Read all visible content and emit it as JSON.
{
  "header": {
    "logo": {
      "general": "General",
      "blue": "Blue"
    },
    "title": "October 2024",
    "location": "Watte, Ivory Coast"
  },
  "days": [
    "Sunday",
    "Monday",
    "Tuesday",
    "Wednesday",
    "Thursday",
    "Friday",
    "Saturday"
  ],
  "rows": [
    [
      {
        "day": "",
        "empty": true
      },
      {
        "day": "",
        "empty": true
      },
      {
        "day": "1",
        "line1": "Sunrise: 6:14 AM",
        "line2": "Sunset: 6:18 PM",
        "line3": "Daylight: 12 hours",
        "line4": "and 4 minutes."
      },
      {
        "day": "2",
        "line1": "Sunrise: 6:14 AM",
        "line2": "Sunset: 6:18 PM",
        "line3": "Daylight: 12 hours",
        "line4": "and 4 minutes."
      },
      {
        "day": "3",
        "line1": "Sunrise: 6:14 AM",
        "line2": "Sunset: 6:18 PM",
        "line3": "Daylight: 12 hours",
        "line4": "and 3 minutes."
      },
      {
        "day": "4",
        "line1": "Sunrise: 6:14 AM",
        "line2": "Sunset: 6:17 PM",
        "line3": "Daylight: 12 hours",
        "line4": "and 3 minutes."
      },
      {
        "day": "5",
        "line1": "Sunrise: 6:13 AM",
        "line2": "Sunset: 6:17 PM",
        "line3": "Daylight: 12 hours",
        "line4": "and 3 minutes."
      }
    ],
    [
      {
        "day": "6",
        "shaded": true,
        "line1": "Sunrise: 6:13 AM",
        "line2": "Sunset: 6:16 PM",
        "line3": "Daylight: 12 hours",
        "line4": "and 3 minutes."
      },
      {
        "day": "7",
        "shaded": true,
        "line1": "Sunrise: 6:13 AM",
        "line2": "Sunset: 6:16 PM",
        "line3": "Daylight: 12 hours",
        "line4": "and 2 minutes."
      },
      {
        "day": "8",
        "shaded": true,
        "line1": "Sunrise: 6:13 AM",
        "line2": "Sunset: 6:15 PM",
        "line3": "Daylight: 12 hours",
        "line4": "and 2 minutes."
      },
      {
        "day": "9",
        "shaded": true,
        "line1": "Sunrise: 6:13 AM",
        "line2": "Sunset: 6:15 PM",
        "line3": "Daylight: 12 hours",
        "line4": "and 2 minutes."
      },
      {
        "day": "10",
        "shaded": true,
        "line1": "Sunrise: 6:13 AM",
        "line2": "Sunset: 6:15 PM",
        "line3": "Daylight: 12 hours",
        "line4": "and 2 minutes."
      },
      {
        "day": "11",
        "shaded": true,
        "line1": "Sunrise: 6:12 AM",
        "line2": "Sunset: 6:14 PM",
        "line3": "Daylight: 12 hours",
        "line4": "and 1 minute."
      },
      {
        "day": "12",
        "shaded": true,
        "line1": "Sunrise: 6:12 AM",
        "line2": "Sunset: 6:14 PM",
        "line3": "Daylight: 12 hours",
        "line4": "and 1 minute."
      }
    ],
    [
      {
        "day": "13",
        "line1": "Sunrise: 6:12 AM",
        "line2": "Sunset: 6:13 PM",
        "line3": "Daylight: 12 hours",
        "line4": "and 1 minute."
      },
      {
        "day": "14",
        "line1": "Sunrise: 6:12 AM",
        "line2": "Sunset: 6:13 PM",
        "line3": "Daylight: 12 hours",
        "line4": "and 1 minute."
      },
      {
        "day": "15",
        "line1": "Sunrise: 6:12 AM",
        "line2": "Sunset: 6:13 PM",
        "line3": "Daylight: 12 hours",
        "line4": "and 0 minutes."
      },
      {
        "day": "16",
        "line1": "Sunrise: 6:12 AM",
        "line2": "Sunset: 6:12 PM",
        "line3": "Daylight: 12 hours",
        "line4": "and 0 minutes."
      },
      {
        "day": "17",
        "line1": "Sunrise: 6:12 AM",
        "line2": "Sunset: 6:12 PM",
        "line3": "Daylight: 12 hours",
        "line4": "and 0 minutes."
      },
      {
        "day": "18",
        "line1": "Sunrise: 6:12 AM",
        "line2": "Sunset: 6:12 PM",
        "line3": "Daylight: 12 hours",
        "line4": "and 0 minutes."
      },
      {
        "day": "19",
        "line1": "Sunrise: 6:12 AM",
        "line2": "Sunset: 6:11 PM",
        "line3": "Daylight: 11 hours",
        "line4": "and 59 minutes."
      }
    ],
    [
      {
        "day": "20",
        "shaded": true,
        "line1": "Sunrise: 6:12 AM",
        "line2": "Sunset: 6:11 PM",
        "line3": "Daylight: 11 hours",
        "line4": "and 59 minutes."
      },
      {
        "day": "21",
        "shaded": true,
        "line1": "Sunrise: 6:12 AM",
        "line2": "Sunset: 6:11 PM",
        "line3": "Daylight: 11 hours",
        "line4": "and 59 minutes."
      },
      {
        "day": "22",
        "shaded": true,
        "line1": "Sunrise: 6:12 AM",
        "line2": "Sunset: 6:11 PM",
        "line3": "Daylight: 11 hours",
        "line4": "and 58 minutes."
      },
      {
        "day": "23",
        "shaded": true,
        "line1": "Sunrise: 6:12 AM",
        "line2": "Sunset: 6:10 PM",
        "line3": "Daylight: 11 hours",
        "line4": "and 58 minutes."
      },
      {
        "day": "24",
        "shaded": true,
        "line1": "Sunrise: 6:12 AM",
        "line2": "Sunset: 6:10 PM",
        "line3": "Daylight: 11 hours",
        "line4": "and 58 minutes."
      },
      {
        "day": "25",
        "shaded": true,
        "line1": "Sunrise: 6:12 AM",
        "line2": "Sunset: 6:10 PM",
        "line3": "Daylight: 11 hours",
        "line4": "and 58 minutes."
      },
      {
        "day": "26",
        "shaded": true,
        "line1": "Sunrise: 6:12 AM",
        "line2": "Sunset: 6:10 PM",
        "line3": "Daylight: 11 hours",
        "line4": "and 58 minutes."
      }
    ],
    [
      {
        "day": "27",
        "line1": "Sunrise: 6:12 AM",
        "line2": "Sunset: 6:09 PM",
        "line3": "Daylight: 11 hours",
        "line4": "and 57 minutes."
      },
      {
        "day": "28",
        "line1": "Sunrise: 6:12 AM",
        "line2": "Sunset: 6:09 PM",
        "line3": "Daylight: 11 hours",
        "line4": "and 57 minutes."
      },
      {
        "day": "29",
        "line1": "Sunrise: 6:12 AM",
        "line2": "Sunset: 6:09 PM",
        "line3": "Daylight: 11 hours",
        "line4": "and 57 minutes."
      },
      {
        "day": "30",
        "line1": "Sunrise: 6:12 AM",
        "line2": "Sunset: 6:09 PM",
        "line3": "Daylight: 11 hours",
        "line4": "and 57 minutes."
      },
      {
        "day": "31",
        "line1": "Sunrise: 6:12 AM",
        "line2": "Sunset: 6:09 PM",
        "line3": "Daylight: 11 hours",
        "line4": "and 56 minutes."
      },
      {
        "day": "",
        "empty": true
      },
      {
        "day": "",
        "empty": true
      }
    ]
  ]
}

GIVEN TASK :: Each record must be repeated exactly as it is.

REPLY ::
Read all visible content and emit it as JSON.
{
  "header": {
    "logo": {
      "general": "General",
      "blue": "Blue"
    },
    "title": "October 2024",
    "location": "Watte, Ivory Coast"
  },
  "days": [
    "Sunday",
    "Monday",
    "Tuesday",
    "Wednesday",
    "Thursday",
    "Friday",
    "Saturday"
  ],
  "rows": [
    [
      {
        "day": "",
        "empty": true
      },
      {
        "day": "",
        "empty": true
      },
      {
        "day": "1",
        "line1": "Sunrise: 6:14 AM",
        "line2": "Sunset: 6:18 PM",
        "line3": "Daylight: 12 hours",
        "line4": "and 4 minutes."
      },
      {
        "day": "2",
        "line1": "Sunrise: 6:14 AM",
        "line2": "Sunset: 6:18 PM",
        "line3": "Daylight: 12 hours",
        "line4": "and 4 minutes."
      },
      {
        "day": "3",
        "line1": "Sunrise: 6:14 AM",
        "line2": "Sunset: 6:18 PM",
        "line3": "Daylight: 12 hours",
        "line4": "and 3 minutes."
      },
      {
        "day": "4",
        "line1": "Sunrise: 6:14 AM",
        "line2": "Sunset: 6:17 PM",
        "line3": "Daylight: 12 hours",
        "line4": "and 3 minutes."
      },
      {
        "day": "5",
        "line1": "Sunrise: 6:13 AM",
        "line2": "Sunset: 6:17 PM",
        "line3": "Daylight: 12 hours",
        "line4": "and 3 minutes."
      }
    ],
    [
      {
        "day": "6",
        "shaded": true,
        "line1": "Sunrise: 6:13 AM",
        "line2": "Sunset: 6:16 PM",
        "line3": "Daylight: 12 hours",
        "line4": "and 3 minutes."
      },
      {
        "day": "7",
        "shaded": true,
        "line1": "Sunrise: 6:13 AM",
        "line2": "Sunset: 6:16 PM",
        "line3": "Daylight: 12 hours",
        "line4": "and 2 minutes."
      },
      {
        "day": "8",
        "shaded": true,
        "line1": "Sunrise: 6:13 AM",
        "line2": "Sunset: 6:15 PM",
        "line3": "Daylight: 12 hours",
        "line4": "and 2 minutes."
      },
      {
        "day": "9",
        "shaded": true,
        "line1": "Sunrise: 6:13 AM",
        "line2": "Sunset: 6:15 PM",
        "line3": "Daylight: 12 hours",
        "line4": "and 2 minutes."
      },
      {
        "day": "10",
        "shaded": true,
        "line1": "Sunrise: 6:13 AM",
        "line2": "Sunset: 6:15 PM",
        "line3": "Daylight: 12 hours",
        "line4": "and 2 minutes."
      },
      {
        "day": "11",
        "shaded": true,
        "line1": "Sunrise: 6:12 AM",
        "line2": "Sunset: 6:14 PM",
        "line3": "Daylight: 12 hours",
        "line4": "and 1 minute."
      },
      {
        "day": "12",
        "shaded": true,
        "line1": "Sunrise: 6:12 AM",
        "line2": "Sunset: 6:14 PM",
        "line3": "Daylight: 12 hours",
        "line4": "and 1 minute."
      }
    ],
    [
      {
        "day": "13",
        "line1": "Sunrise: 6:12 AM",
        "line2": "Sunset: 6:13 PM",
        "line3": "Daylight: 12 hours",
        "line4": "and 1 minute."
      },
      {
        "day": "14",
        "line1": "Sunrise: 6:12 AM",
        "line2": "Sunset: 6:13 PM",
        "line3": "Daylight: 12 hours",
        "line4": "and 1 minute."
      },
      {
        "day": "15",
        "line1": "Sunrise: 6:12 AM",
        "line2": "Sunset: 6:13 PM",
        "line3": "Daylight: 12 hours",
        "line4": "and 0 minutes."
      },
      {
        "day": "16",
        "line1": "Sunrise: 6:12 AM",
        "line2": "Sunset: 6:12 PM",
        "line3": "Daylight: 12 hours",
        "line4": "and 0 minutes."
      },
      {
        "day": "17",
        "line1": "Sunrise: 6:12 AM",
        "line2": "Sunset: 6:12 PM",
        "line3": "Daylight: 12 hours",
        "line4": "and 0 minutes."
      },
      {
        "day": "18",
        "line1": "Sunrise: 6:12 AM",
        "line2": "Sunset: 6:12 PM",
        "line3": "Daylight: 12 hours",
        "line4": "and 0 minutes."
      },
      {
        "day": "19",
        "line1": "Sunrise: 6:12 AM",
        "line2": "Sunset: 6:11 PM",
        "line3": "Daylight: 11 hours",
        "line4": "and 59 minutes."
      }
    ],
    [
      {
        "day": "20",
        "shaded": true,
        "line1": "Sunrise: 6:12 AM",
        "line2": "Sunset: 6:11 PM",
        "line3": "Daylight: 11 hours",
        "line4": "and 59 minutes."
      },
      {
        "day": "21",
        "shaded": true,
        "line1": "Sunrise: 6:12 AM",
        "line2": "Sunset: 6:11 PM",
        "line3": "Daylight: 11 hours",
        "line4": "and 59 minutes."
      },
      {
        "day": "22",
        "shaded": true,
        "line1": "Sunrise: 6:12 AM",
        "line2": "Sunset: 6:11 PM",
        "line3": "Daylight: 11 hours",
        "line4": "and 58 minutes."
      },
      {
        "day": "23",
        "shaded": true,
        "line1": "Sunrise: 6:12 AM",
        "line2": "Sunset: 6:10 PM",
        "line3": "Daylight: 11 hours",
        "line4": "and 58 minutes."
      },
      {
        "day": "24",
        "shaded": true,
        "line1": "Sunrise: 6:12 AM",
        "line2": "Sunset: 6:10 PM",
        "line3": "Daylight: 11 hours",
        "line4": "and 58 minutes."
      },
      {
        "day": "25",
        "shaded": true,
        "line1": "Sunrise: 6:12 AM",
        "line2": "Sunset: 6:10 PM",
        "line3": "Daylight: 11 hours",
        "line4": "and 58 minutes."
      },
      {
        "day": "26",
        "shaded": true,
        "line1": "Sunrise: 6:12 AM",
        "line2": "Sunset: 6:10 PM",
        "line3": "Daylight: 11 hours",
        "line4": "and 58 minutes."
      }
    ],
    [
      {
        "day": "27",
        "line1": "Sunrise: 6:12 AM",
        "line2": "Sunset: 6:09 PM",
        "line3": "Daylight: 11 hours",
        "line4": "and 57 minutes."
      },
      {
        "day": "28",
        "line1": "Sunrise: 6:12 AM",
        "line2": "Sunset: 6:09 PM",
        "line3": "Daylight: 11 hours",
        "line4": "and 57 minutes."
      },
      {
        "day": "29",
        "line1": "Sunrise: 6:12 AM",
        "line2": "Sunset: 6:09 PM",
        "line3": "Daylight: 11 hours",
        "line4": "and 57 minutes."
      },
      {
        "day": "30",
        "line1": "Sunrise: 6:12 AM",
        "line2": "Sunset: 6:09 PM",
        "line3": "Daylight: 11 hours",
        "line4": "and 57 minutes."
      },
      {
        "day": "31",
        "line1": "Sunrise: 6:12 AM",
        "line2": "Sunset: 6:09 PM",
        "line3": "Daylight: 11 hours",
        "line4": "and 56 minutes."
      },
      {
        "day": "",
        "empty": true
      },
      {
        "day": "",
        "empty": true
      }
    ]
  ]
}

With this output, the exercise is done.